● **Goal**
Pull every line containing "this" from the entries.

● **Structured figure records**
§
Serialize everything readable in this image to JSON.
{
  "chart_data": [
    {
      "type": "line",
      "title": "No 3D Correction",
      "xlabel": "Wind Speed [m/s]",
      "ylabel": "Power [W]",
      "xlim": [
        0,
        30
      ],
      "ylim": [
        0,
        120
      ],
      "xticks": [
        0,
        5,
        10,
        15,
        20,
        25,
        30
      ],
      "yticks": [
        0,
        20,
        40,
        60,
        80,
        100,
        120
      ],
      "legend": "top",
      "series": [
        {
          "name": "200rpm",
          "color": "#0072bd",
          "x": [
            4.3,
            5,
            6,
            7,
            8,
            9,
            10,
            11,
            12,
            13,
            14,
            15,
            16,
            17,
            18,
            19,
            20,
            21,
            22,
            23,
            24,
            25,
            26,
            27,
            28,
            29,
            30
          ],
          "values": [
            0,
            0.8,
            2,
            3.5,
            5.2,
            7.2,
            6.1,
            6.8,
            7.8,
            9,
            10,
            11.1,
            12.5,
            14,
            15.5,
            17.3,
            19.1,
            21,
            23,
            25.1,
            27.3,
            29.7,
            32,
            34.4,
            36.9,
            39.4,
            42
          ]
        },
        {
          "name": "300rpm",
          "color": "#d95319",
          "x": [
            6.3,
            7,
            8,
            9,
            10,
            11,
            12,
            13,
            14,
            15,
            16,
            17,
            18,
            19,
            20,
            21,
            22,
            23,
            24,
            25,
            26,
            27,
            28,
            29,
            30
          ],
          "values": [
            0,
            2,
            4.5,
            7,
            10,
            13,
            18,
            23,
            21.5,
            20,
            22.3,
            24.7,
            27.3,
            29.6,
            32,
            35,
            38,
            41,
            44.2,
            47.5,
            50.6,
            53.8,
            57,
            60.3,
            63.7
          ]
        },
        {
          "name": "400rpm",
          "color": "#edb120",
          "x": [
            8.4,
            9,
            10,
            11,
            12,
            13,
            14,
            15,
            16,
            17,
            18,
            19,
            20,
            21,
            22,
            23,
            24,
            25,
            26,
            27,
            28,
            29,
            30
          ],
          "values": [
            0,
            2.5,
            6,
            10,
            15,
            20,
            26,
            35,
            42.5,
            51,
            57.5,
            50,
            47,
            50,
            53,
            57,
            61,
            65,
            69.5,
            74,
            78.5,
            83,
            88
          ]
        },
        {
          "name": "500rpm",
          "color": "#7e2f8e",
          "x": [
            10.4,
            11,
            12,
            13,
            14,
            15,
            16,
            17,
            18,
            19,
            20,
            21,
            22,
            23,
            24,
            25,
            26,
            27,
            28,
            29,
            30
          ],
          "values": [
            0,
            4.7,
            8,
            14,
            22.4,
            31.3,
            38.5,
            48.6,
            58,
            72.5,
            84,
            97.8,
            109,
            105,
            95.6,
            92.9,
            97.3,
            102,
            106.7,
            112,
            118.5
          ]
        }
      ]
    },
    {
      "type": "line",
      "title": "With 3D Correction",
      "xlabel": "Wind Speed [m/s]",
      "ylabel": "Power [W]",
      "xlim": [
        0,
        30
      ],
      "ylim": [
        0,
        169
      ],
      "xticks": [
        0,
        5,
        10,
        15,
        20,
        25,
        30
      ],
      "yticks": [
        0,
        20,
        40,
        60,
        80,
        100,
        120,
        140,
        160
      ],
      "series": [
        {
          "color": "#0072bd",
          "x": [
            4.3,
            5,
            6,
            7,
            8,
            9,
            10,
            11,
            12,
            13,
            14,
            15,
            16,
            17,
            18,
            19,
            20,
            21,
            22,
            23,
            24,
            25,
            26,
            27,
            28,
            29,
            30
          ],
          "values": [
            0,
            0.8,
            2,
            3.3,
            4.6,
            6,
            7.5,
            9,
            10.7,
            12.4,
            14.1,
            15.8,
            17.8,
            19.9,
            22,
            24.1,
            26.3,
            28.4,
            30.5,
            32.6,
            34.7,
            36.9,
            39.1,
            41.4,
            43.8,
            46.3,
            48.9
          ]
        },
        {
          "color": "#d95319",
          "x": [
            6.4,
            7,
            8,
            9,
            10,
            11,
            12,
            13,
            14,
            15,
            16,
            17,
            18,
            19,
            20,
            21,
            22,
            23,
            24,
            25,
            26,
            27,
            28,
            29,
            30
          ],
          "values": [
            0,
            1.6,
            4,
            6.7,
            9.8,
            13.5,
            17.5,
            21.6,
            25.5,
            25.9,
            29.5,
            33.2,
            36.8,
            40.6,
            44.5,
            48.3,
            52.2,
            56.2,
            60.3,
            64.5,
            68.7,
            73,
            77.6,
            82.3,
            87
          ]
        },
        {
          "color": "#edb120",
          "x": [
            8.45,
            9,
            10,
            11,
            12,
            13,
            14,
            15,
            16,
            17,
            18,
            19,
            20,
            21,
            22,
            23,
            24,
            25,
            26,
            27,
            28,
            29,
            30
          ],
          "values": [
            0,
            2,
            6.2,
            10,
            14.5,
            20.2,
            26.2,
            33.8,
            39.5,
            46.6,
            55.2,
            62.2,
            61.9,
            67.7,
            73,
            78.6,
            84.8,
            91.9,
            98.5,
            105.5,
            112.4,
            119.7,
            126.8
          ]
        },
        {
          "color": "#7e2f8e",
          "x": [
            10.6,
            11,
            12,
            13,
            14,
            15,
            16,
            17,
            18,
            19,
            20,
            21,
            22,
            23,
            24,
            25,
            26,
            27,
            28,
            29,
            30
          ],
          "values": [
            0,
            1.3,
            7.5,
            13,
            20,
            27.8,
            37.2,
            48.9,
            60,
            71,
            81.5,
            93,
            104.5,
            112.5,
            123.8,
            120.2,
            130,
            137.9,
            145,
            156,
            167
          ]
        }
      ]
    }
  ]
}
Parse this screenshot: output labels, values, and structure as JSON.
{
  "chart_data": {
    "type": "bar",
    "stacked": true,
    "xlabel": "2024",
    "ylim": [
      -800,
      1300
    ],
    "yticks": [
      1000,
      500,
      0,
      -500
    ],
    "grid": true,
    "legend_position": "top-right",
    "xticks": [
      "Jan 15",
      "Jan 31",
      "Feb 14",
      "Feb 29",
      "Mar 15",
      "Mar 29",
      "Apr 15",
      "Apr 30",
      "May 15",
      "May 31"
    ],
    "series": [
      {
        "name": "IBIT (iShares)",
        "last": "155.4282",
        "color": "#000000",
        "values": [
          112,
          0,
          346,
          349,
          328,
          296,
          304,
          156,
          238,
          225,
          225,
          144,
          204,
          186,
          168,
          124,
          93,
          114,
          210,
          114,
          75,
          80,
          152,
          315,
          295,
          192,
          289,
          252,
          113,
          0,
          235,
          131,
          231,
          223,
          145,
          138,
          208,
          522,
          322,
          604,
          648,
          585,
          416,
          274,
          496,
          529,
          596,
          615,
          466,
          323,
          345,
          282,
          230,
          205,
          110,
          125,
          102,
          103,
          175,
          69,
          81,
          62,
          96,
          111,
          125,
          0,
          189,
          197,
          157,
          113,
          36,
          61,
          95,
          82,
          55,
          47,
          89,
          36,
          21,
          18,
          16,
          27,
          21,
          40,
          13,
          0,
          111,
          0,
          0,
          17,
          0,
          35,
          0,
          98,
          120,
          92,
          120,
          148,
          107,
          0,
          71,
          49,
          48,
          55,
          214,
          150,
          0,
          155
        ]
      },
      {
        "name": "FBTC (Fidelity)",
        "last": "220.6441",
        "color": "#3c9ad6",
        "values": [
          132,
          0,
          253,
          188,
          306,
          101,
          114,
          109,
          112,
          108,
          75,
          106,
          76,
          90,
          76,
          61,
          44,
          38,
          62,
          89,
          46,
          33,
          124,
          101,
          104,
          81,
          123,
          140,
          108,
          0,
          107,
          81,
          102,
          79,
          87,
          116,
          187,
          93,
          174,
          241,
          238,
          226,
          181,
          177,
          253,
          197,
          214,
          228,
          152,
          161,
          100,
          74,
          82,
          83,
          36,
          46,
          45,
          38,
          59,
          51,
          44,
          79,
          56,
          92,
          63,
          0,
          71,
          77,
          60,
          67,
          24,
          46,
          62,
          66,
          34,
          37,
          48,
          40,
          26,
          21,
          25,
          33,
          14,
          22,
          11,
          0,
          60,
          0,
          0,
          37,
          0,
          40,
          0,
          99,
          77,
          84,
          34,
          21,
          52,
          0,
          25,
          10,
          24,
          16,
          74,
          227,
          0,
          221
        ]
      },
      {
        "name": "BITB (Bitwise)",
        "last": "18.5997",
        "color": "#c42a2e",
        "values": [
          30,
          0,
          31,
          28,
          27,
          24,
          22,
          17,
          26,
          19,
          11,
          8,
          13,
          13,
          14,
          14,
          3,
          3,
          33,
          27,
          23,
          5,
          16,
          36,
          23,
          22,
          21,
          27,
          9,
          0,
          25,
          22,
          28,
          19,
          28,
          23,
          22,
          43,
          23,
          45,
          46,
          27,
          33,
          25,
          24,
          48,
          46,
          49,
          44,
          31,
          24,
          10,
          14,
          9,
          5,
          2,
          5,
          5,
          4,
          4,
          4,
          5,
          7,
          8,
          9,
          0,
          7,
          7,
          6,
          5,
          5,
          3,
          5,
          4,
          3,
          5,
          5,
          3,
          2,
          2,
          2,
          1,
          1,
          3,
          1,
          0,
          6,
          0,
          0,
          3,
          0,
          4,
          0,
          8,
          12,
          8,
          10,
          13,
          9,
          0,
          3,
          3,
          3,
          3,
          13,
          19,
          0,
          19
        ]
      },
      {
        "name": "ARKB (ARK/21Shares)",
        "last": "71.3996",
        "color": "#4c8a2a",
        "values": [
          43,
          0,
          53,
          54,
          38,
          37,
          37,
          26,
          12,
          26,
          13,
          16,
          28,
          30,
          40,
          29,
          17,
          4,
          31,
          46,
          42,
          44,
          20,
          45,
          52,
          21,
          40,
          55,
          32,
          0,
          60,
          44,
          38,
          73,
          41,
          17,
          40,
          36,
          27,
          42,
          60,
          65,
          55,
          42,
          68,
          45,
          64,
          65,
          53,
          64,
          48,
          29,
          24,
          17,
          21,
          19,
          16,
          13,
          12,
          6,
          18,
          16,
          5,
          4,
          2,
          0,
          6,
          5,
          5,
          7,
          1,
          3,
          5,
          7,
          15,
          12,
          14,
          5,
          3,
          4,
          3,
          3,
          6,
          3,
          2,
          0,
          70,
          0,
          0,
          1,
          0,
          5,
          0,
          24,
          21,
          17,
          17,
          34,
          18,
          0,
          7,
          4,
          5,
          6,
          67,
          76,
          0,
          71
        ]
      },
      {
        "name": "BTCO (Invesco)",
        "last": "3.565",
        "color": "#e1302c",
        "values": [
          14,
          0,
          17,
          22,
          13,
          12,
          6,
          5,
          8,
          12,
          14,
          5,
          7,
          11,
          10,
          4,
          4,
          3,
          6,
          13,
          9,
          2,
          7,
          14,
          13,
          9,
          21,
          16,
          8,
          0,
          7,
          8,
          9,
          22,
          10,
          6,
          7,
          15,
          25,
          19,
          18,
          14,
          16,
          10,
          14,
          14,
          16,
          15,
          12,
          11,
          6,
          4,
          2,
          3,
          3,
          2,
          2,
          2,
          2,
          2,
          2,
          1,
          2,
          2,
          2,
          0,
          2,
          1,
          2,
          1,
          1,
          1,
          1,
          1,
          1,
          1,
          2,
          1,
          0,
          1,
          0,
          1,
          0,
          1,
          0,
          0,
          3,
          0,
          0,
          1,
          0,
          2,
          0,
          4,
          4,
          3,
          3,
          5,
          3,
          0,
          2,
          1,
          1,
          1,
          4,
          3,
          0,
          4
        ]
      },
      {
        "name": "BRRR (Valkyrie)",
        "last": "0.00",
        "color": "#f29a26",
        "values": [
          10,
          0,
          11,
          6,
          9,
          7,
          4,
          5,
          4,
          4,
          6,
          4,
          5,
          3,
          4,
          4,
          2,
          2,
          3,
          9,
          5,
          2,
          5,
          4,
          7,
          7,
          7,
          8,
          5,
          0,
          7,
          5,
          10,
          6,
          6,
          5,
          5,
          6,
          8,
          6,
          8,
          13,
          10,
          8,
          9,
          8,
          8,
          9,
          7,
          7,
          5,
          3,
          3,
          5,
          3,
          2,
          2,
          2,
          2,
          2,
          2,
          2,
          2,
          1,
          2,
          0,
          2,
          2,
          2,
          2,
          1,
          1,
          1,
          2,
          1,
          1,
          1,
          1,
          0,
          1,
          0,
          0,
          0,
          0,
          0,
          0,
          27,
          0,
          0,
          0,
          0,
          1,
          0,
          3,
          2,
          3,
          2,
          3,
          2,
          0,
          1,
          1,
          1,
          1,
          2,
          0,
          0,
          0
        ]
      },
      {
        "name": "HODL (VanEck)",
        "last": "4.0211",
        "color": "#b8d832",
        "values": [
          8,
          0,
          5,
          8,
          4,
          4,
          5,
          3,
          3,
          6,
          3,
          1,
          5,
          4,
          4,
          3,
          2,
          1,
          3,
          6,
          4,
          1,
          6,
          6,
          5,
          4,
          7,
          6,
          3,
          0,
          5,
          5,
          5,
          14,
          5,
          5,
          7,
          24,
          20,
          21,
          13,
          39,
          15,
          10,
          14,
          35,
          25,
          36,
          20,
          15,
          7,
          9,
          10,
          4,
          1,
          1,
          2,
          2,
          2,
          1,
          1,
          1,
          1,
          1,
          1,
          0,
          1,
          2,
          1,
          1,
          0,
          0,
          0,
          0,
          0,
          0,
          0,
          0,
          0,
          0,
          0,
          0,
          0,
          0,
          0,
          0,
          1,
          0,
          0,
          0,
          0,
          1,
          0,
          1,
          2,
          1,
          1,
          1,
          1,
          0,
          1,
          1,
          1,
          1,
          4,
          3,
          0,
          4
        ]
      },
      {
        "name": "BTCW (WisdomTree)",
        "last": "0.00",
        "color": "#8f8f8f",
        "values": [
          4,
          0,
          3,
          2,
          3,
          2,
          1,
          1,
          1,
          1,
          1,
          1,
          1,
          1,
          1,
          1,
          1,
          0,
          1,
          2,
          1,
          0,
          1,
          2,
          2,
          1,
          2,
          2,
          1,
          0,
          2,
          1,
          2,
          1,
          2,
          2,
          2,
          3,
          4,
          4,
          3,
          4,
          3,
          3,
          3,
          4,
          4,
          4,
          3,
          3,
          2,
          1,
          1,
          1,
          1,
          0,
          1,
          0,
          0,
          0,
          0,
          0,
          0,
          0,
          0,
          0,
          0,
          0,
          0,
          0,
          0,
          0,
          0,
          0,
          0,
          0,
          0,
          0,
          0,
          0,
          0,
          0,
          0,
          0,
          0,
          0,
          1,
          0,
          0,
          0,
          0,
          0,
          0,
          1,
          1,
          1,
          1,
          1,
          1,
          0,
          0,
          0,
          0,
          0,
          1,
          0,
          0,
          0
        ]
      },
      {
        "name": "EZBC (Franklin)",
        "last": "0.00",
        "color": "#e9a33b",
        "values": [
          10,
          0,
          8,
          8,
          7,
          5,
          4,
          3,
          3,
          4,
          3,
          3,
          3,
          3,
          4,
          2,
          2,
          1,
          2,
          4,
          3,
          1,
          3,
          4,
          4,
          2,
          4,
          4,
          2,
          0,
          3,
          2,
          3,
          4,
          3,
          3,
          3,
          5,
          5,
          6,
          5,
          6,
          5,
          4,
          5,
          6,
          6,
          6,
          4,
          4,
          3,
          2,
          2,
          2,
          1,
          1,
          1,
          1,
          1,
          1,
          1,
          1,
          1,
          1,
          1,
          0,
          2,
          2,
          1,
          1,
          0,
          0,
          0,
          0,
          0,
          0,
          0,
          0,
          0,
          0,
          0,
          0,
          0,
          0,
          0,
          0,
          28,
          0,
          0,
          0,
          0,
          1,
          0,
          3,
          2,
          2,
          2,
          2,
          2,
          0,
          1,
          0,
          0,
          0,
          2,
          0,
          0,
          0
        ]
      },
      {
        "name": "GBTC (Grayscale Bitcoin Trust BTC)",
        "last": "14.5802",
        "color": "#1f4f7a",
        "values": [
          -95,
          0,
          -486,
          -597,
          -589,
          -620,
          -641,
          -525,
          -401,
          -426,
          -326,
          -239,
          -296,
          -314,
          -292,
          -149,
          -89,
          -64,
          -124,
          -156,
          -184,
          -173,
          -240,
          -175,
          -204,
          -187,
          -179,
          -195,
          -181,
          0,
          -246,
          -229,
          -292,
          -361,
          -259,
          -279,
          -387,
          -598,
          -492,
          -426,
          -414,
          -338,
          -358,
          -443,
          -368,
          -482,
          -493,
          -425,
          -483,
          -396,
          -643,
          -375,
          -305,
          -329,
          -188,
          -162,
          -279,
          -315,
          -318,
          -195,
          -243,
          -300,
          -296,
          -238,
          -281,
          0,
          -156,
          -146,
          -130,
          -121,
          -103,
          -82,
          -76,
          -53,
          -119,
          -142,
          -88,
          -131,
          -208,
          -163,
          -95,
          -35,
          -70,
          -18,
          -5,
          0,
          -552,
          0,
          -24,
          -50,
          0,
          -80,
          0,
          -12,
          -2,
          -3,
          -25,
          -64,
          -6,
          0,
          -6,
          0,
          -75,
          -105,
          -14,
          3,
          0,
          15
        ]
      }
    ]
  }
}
§
● **Correct output**
Serialize everything readable in this image to JSON.
Parse this screenshot: output labels, values, and structure as JSON.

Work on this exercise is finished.